**WHAT IS BEING ASKED:** Without skipping anything, write out each record below exactly.

★ ★ ★ ★

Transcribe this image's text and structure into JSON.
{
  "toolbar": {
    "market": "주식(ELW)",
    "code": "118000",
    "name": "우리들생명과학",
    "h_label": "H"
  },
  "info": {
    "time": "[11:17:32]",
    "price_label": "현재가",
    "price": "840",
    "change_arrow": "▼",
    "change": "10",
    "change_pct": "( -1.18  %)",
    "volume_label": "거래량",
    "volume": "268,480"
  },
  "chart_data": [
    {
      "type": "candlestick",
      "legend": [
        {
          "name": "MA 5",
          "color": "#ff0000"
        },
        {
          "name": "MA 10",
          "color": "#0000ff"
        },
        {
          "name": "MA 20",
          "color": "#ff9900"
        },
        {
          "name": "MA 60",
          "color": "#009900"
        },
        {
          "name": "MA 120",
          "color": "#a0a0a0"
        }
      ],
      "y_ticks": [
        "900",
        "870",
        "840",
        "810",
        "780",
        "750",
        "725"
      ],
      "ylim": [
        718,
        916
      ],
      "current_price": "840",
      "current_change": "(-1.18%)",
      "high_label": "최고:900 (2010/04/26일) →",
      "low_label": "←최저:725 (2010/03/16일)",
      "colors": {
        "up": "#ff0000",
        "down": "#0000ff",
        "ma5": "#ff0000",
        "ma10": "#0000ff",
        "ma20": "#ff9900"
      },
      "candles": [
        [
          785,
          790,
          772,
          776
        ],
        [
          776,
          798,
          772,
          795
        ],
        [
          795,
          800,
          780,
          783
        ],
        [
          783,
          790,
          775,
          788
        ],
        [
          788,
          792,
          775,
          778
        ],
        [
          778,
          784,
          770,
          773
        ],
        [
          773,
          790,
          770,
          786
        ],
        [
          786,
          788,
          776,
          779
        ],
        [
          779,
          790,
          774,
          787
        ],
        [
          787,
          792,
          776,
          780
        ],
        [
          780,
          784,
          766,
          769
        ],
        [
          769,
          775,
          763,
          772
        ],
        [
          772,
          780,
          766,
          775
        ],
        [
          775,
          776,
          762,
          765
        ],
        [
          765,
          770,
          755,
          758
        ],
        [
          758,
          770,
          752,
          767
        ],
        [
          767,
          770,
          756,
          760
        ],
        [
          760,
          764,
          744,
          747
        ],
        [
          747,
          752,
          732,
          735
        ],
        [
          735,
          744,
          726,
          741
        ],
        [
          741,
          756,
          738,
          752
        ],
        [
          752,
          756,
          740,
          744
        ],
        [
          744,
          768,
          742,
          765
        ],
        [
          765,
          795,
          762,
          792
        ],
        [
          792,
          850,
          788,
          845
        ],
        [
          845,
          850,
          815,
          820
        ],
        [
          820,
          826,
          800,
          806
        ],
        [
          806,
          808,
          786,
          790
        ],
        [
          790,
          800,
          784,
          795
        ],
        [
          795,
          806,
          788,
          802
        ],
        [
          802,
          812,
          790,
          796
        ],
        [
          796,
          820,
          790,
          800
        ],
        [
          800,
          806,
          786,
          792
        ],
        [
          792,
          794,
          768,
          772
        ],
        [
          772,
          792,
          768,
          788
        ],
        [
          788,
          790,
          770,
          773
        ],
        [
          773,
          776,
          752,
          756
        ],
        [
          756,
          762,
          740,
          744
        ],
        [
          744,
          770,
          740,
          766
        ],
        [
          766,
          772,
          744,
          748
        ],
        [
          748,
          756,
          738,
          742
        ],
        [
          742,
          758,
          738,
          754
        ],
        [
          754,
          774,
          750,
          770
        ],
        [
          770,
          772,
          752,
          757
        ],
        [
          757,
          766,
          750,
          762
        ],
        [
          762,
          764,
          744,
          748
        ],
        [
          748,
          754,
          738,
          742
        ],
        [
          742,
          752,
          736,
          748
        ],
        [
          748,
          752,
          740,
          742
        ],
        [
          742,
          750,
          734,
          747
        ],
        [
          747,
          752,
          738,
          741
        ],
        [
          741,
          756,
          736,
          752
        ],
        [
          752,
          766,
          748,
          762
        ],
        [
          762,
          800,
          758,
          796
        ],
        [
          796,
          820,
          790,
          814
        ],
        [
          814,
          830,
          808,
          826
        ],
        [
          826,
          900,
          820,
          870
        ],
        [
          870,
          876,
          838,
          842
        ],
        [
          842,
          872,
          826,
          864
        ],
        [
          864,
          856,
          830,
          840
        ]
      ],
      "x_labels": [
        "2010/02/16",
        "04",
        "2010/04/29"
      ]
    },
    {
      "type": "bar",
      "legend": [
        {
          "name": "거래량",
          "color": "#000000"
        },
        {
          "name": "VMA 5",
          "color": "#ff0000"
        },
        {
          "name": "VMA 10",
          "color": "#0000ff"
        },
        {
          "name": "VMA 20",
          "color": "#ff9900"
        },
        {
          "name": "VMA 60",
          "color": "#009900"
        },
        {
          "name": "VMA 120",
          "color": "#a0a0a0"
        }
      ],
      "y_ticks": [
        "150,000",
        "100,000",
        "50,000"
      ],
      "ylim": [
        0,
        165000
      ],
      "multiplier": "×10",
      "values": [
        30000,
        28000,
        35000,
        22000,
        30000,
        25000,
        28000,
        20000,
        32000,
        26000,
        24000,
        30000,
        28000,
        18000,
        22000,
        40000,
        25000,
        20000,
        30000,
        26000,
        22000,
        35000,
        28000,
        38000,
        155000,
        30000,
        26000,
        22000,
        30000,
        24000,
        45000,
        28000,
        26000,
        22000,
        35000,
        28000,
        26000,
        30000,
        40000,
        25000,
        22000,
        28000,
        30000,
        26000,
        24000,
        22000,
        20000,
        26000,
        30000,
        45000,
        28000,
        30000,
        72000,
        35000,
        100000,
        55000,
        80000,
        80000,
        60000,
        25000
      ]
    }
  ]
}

★ ★ ★ ★

**FULL ANSWER:**
Transcribe this image's text and structure into JSON.
{
  "toolbar": {
    "market": "주식(ELW)",
    "code": "118000",
    "name": "우리들생명과학",
    "h_label": "H"
  },
  "info": {
    "time": "[11:17:32]",
    "price_label": "현재가",
    "price": "840",
    "change_arrow": "▼",
    "change": "10",
    "change_pct": "( -1.18  %)",
    "volume_label": "거래량",
    "volume": "268,480"
  },
  "chart_data": [
    {
      "type": "candlestick",
      "legend": [
        {
          "name": "MA 5",
          "color": "#ff0000"
        },
        {
          "name": "MA 10",
          "color": "#0000ff"
        },
        {
          "name": "MA 20",
          "color": "#ff9900"
        },
        {
          "name": "MA 60",
          "color": "#009900"
        },
        {
          "name": "MA 120",
          "color": "#a0a0a0"
        }
      ],
      "y_ticks": [
        "900",
        "870",
        "840",
        "810",
        "780",
        "750",
        "725"
      ],
      "ylim": [
        718,
        916
      ],
      "current_price": "840",
      "current_change": "(-1.18%)",
      "high_label": "최고:900 (2010/04/26일) →",
      "low_label": "←최저:725 (2010/03/16일)",
      "colors": {
        "up": "#ff0000",
        "down": "#0000ff",
        "ma5": "#ff0000",
        "ma10": "#0000ff",
        "ma20": "#ff9900"
      },
      "candles": [
        [
          785,
          790,
          772,
          776
        ],
        [
          776,
          798,
          772,
          795
        ],
        [
          795,
          800,
          780,
          783
        ],
        [
          783,
          790,
          775,
          788
        ],
        [
          788,
          792,
          775,
          778
        ],
        [
          778,
          784,
          770,
          773
        ],
        [
          773,
          790,
          770,
          786
        ],
        [
          786,
          788,
          776,
          779
        ],
        [
          779,
          790,
          774,
          787
        ],
        [
          787,
          792,
          776,
          780
        ],
        [
          780,
          784,
          766,
          769
        ],
        [
          769,
          775,
          763,
          772
        ],
        [
          772,
          780,
          766,
          775
        ],
        [
          775,
          776,
          762,
          765
        ],
        [
          765,
          770,
          755,
          758
        ],
        [
          758,
          770,
          752,
          767
        ],
        [
          767,
          770,
          756,
          760
        ],
        [
          760,
          764,
          744,
          747
        ],
        [
          747,
          752,
          732,
          735
        ],
        [
          735,
          744,
          726,
          741
        ],
        [
          741,
          756,
          738,
          752
        ],
        [
          752,
          756,
          740,
          744
        ],
        [
          744,
          768,
          742,
          765
        ],
        [
          765,
          795,
          762,
          792
        ],
        [
          792,
          850,
          788,
          845
        ],
        [
          845,
          850,
          815,
          820
        ],
        [
          820,
          826,
          800,
          806
        ],
        [
          806,
          808,
          786,
          790
        ],
        [
          790,
          800,
          784,
          795
        ],
        [
          795,
          806,
          788,
          802
        ],
        [
          802,
          812,
          790,
          796
        ],
        [
          796,
          820,
          790,
          800
        ],
        [
          800,
          806,
          786,
          792
        ],
        [
          792,
          794,
          768,
          772
        ],
        [
          772,
          792,
          768,
          788
        ],
        [
          788,
          790,
          770,
          773
        ],
        [
          773,
          776,
          752,
          756
        ],
        [
          756,
          762,
          740,
          744
        ],
        [
          744,
          770,
          740,
          766
        ],
        [
          766,
          772,
          744,
          748
        ],
        [
          748,
          756,
          738,
          742
        ],
        [
          742,
          758,
          738,
          754
        ],
        [
          754,
          774,
          750,
          770
        ],
        [
          770,
          772,
          752,
          757
        ],
        [
          757,
          766,
          750,
          762
        ],
        [
          762,
          764,
          744,
          748
        ],
        [
          748,
          754,
          738,
          742
        ],
        [
          742,
          752,
          736,
          748
        ],
        [
          748,
          752,
          740,
          742
        ],
        [
          742,
          750,
          734,
          747
        ],
        [
          747,
          752,
          738,
          741
        ],
        [
          741,
          756,
          736,
          752
        ],
        [
          752,
          766,
          748,
          762
        ],
        [
          762,
          800,
          758,
          796
        ],
        [
          796,
          820,
          790,
          814
        ],
        [
          814,
          830,
          808,
          826
        ],
        [
          826,
          900,
          820,
          870
        ],
        [
          870,
          876,
          838,
          842
        ],
        [
          842,
          872,
          826,
          864
        ],
        [
          864,
          856,
          830,
          840
        ]
      ],
      "x_labels": [
        "2010/02/16",
        "04",
        "2010/04/29"
      ]
    },
    {
      "type": "bar",
      "legend": [
        {
          "name": "거래량",
          "color": "#000000"
        },
        {
          "name": "VMA 5",
          "color": "#ff0000"
        },
        {
          "name": "VMA 10",
          "color": "#0000ff"
        },
        {
          "name": "VMA 20",
          "color": "#ff9900"
        },
        {
          "name": "VMA 60",
          "color": "#009900"
        },
        {
          "name": "VMA 120",
          "color": "#a0a0a0"
        }
      ],
      "y_ticks": [
        "150,000",
        "100,000",
        "50,000"
      ],
      "ylim": [
        0,
        165000
      ],
      "multiplier": "×10",
      "values": [
        30000,
        28000,
        35000,
        22000,
        30000,
        25000,
        28000,
        20000,
        32000,
        26000,
        24000,
        30000,
        28000,
        18000,
        22000,
        40000,
        25000,
        20000,
        30000,
        26000,
        22000,
        35000,
        28000,
        38000,
        155000,
        30000,
        26000,
        22000,
        30000,
        24000,
        45000,
        28000,
        26000,
        22000,
        35000,
        28000,
        26000,
        30000,
        40000,
        25000,
        22000,
        28000,
        30000,
        26000,
        24000,
        22000,
        20000,
        26000,
        30000,
        45000,
        28000,
        30000,
        72000,
        35000,
        100000,
        55000,
        80000,
        80000,
        60000,
        25000
      ]
    }
  ]
}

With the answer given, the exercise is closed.